_Description of the task_: Review the lines that follow and copy each one that contains the word "Soybeans".

───── Provided material

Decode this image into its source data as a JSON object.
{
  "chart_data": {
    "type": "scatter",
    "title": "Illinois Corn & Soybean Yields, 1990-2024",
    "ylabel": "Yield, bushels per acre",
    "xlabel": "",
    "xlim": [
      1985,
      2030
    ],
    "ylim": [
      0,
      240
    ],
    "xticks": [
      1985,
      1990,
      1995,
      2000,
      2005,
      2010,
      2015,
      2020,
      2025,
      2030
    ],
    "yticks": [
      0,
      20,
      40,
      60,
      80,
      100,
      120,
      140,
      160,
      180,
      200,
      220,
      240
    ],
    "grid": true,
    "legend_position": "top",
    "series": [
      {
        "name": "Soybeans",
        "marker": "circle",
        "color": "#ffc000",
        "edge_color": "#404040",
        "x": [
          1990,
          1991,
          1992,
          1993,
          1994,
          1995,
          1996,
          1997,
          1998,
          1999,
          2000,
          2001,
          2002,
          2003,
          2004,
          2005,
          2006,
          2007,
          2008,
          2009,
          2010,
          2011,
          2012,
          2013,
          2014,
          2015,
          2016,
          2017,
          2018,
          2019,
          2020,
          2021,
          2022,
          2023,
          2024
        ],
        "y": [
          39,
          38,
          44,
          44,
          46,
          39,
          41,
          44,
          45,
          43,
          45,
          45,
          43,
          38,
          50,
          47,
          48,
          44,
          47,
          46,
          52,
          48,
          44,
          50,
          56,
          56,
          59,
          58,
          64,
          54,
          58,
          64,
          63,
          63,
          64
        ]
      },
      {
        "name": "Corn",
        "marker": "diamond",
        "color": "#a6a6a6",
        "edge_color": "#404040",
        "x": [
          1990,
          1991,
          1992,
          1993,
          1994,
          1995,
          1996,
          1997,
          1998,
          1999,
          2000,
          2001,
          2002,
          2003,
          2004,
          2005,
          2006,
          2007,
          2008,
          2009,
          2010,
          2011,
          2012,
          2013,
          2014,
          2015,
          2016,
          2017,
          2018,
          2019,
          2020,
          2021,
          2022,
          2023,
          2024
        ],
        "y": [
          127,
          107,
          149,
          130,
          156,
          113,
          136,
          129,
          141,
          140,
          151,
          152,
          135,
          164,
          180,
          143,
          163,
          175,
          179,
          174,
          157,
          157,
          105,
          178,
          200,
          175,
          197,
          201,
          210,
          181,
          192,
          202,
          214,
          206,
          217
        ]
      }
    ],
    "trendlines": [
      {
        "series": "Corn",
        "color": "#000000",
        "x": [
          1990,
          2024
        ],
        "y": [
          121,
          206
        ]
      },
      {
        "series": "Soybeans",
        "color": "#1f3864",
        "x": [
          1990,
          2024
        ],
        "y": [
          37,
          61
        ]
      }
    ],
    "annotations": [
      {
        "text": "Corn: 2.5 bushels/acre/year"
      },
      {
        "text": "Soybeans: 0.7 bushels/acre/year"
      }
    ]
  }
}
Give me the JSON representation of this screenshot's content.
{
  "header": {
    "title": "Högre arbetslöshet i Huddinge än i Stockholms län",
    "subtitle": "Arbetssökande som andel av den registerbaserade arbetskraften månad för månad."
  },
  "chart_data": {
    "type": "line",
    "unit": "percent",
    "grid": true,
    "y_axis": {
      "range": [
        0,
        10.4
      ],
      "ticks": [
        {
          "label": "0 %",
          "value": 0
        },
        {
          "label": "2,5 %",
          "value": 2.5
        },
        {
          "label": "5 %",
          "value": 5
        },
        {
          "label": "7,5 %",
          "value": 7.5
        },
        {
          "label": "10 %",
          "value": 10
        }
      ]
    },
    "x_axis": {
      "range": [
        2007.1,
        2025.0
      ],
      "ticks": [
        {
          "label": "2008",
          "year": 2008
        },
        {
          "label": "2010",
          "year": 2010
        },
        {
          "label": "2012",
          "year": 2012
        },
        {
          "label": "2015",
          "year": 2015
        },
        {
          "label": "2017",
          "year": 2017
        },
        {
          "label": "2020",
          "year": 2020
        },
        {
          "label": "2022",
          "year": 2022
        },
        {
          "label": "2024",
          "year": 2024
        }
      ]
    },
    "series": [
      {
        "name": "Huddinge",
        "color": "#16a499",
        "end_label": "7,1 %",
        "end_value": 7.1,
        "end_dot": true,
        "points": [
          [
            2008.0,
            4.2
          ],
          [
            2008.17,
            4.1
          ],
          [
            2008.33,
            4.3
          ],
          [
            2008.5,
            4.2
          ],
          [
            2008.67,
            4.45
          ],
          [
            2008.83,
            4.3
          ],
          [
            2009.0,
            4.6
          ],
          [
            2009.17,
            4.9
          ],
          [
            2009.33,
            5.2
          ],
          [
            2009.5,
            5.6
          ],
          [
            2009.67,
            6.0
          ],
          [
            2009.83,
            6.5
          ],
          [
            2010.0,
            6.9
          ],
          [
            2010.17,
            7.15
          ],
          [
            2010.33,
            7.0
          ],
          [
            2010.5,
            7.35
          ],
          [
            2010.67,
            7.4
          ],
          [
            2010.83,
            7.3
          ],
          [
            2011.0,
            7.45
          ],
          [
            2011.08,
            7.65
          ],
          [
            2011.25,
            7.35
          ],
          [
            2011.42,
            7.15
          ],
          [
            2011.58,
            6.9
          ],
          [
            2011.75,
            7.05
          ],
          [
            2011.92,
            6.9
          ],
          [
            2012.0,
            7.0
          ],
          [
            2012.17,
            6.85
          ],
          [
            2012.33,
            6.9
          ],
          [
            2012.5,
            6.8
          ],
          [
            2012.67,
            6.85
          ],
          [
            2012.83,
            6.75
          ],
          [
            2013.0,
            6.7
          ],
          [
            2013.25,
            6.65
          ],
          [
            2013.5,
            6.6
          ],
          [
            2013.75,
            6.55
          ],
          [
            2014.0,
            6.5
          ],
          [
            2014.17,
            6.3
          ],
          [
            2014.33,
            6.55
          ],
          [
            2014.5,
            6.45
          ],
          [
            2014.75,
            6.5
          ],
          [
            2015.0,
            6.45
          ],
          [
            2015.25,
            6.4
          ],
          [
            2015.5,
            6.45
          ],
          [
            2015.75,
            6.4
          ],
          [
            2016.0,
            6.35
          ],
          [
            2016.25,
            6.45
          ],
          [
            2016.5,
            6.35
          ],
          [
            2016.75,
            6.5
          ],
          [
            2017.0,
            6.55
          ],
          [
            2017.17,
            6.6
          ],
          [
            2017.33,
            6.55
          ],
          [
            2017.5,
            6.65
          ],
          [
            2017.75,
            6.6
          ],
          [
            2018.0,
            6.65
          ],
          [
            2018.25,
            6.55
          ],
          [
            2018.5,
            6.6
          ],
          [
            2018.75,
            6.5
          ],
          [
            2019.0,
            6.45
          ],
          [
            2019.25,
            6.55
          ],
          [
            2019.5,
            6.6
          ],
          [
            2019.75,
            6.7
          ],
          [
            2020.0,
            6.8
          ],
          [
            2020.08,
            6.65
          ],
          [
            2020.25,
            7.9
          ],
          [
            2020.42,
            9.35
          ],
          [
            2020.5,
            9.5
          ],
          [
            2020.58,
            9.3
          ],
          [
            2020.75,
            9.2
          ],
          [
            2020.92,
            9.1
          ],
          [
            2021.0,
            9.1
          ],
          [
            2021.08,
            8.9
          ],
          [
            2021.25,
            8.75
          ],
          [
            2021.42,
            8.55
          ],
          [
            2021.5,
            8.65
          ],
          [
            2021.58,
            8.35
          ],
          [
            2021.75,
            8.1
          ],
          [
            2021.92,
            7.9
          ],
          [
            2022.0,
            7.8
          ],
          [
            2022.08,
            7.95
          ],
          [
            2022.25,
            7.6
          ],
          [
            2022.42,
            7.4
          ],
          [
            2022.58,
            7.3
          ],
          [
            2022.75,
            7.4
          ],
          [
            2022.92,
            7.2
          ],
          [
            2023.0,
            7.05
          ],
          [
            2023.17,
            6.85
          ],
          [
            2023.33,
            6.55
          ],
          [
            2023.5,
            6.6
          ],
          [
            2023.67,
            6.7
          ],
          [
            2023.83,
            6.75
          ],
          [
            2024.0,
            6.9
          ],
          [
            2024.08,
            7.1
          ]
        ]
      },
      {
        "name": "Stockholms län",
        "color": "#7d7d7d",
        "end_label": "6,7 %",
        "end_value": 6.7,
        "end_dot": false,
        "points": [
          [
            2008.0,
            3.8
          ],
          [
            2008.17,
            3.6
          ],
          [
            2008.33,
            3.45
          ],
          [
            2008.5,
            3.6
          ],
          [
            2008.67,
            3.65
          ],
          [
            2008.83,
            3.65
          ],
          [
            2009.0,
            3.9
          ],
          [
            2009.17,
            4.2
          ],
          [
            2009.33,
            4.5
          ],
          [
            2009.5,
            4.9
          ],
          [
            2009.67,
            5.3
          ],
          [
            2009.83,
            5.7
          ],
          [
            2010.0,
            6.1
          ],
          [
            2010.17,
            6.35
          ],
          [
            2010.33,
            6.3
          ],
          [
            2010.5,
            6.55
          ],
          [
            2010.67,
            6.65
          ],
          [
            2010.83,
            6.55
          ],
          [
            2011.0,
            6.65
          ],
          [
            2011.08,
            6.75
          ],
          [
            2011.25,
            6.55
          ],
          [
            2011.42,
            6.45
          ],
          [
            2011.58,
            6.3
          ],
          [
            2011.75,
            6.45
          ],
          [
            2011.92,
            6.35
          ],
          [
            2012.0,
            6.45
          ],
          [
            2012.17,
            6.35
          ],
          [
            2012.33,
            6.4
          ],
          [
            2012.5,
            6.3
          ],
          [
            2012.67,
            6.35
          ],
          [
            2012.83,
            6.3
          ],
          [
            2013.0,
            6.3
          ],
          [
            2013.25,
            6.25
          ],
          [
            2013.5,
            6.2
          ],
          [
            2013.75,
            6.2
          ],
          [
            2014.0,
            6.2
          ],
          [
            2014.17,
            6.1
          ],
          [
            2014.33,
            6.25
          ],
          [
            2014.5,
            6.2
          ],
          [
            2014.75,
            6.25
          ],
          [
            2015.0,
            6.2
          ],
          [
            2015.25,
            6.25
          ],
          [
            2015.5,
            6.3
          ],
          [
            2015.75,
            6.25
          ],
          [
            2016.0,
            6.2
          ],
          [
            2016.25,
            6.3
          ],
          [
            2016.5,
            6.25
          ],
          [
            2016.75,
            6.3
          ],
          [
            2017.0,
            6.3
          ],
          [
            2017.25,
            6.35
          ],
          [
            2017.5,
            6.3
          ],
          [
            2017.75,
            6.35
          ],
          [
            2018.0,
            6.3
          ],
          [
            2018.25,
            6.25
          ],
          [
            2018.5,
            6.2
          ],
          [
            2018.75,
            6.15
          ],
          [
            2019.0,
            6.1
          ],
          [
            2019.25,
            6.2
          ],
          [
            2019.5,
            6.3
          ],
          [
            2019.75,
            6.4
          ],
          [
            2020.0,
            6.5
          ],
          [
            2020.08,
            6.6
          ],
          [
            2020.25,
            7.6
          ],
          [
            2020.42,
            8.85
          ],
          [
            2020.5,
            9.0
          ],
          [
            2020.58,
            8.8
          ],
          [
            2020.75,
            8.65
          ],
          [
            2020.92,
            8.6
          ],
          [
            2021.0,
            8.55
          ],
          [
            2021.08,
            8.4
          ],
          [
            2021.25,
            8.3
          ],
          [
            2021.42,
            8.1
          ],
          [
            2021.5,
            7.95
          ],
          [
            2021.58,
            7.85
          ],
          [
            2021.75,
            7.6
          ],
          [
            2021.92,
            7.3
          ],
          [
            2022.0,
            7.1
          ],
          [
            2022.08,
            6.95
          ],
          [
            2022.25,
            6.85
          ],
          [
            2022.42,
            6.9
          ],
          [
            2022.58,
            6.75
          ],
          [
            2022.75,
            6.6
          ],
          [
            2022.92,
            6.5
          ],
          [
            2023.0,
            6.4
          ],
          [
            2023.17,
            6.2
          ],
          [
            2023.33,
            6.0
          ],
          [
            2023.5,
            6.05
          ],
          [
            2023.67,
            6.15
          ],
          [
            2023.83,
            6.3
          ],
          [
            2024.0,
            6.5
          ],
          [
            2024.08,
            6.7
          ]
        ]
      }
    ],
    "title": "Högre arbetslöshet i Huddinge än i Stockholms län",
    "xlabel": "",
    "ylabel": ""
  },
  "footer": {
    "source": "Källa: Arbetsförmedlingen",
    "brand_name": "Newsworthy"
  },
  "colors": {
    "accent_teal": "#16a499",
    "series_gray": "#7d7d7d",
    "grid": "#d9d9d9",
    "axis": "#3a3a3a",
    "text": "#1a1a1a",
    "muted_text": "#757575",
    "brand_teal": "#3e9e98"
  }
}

──────────

_Answer to the exercise_:
        "name": "Soybeans",
        "series": "Soybeans",
        "text": "Soybeans: 0.7 bushels/acre/year"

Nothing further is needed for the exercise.